GIVEN PROBLEM
Work out how many lines of the listing hold the string "screenshot", then answer with that number and nothing else.

>> BEGIN THE INPUT

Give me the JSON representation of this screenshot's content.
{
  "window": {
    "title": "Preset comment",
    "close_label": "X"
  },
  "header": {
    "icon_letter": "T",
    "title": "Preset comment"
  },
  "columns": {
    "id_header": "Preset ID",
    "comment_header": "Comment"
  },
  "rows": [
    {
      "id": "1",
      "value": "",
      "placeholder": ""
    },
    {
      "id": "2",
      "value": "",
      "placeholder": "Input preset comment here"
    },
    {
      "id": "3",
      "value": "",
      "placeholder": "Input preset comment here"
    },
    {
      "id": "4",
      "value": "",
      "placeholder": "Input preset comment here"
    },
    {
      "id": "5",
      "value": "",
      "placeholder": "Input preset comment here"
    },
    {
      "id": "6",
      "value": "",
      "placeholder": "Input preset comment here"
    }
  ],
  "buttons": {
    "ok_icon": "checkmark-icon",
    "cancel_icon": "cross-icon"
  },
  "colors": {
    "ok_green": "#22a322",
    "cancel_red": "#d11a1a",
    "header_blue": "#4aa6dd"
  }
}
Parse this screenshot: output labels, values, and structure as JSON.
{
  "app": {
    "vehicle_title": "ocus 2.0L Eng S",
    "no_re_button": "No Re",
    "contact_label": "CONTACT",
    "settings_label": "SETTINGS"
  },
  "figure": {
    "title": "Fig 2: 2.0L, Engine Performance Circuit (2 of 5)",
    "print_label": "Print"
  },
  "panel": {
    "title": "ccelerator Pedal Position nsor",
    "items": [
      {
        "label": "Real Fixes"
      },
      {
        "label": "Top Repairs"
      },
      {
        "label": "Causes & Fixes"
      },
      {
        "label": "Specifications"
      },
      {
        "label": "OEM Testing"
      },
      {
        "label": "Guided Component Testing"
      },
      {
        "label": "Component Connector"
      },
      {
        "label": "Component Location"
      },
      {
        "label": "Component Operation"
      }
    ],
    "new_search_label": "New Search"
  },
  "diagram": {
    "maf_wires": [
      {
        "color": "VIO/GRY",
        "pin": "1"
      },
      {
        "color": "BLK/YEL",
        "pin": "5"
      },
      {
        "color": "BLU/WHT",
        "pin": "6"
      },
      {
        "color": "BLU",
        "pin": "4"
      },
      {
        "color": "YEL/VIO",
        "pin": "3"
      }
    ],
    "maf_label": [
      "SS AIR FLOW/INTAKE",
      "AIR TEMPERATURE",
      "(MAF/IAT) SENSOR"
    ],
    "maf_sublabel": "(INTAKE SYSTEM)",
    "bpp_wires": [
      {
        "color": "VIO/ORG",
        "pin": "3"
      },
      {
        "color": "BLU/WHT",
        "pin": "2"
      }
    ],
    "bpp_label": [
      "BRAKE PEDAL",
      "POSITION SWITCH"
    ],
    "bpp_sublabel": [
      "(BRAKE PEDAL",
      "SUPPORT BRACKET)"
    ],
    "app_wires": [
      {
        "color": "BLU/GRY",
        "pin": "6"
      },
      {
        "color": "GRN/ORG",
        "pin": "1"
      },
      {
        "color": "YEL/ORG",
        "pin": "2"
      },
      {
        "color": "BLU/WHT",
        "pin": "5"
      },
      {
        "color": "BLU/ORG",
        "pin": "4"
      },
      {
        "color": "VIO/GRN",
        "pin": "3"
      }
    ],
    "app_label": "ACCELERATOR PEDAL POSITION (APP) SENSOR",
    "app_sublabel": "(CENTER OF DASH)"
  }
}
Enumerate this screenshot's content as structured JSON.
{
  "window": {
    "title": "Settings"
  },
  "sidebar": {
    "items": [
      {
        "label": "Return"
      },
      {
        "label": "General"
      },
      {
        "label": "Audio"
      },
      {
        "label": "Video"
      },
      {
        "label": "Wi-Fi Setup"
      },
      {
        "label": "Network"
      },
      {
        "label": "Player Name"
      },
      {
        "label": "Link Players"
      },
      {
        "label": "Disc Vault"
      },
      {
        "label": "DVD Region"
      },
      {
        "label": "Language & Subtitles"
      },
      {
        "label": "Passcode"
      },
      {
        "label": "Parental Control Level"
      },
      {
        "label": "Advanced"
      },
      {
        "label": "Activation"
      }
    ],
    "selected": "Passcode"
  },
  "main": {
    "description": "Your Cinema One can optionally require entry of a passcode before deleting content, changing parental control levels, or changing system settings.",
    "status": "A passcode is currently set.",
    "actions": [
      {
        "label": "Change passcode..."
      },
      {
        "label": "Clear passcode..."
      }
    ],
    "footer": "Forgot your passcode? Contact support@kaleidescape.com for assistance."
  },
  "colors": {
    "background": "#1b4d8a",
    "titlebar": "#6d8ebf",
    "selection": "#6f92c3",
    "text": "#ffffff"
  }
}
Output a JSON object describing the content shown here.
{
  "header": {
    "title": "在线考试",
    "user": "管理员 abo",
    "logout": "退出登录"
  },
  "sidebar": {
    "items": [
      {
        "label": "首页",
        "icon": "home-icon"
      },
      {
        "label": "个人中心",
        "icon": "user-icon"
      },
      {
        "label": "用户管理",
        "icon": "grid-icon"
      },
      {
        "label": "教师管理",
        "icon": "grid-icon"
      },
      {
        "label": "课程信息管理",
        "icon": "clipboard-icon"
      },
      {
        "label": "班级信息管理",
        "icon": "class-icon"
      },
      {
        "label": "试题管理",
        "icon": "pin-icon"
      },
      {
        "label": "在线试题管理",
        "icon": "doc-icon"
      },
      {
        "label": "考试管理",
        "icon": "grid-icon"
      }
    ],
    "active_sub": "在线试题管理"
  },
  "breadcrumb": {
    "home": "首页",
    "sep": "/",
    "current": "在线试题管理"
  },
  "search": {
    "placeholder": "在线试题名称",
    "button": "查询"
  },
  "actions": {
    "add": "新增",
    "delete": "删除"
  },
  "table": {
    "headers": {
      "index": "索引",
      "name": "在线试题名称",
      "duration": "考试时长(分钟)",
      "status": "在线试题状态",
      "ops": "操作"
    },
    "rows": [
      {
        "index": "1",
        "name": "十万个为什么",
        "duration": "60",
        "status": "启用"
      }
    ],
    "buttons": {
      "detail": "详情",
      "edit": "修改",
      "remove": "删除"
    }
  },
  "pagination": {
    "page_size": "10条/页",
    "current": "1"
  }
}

>> END THE INPUT

ANSWER FOR THIS EXERCISE
3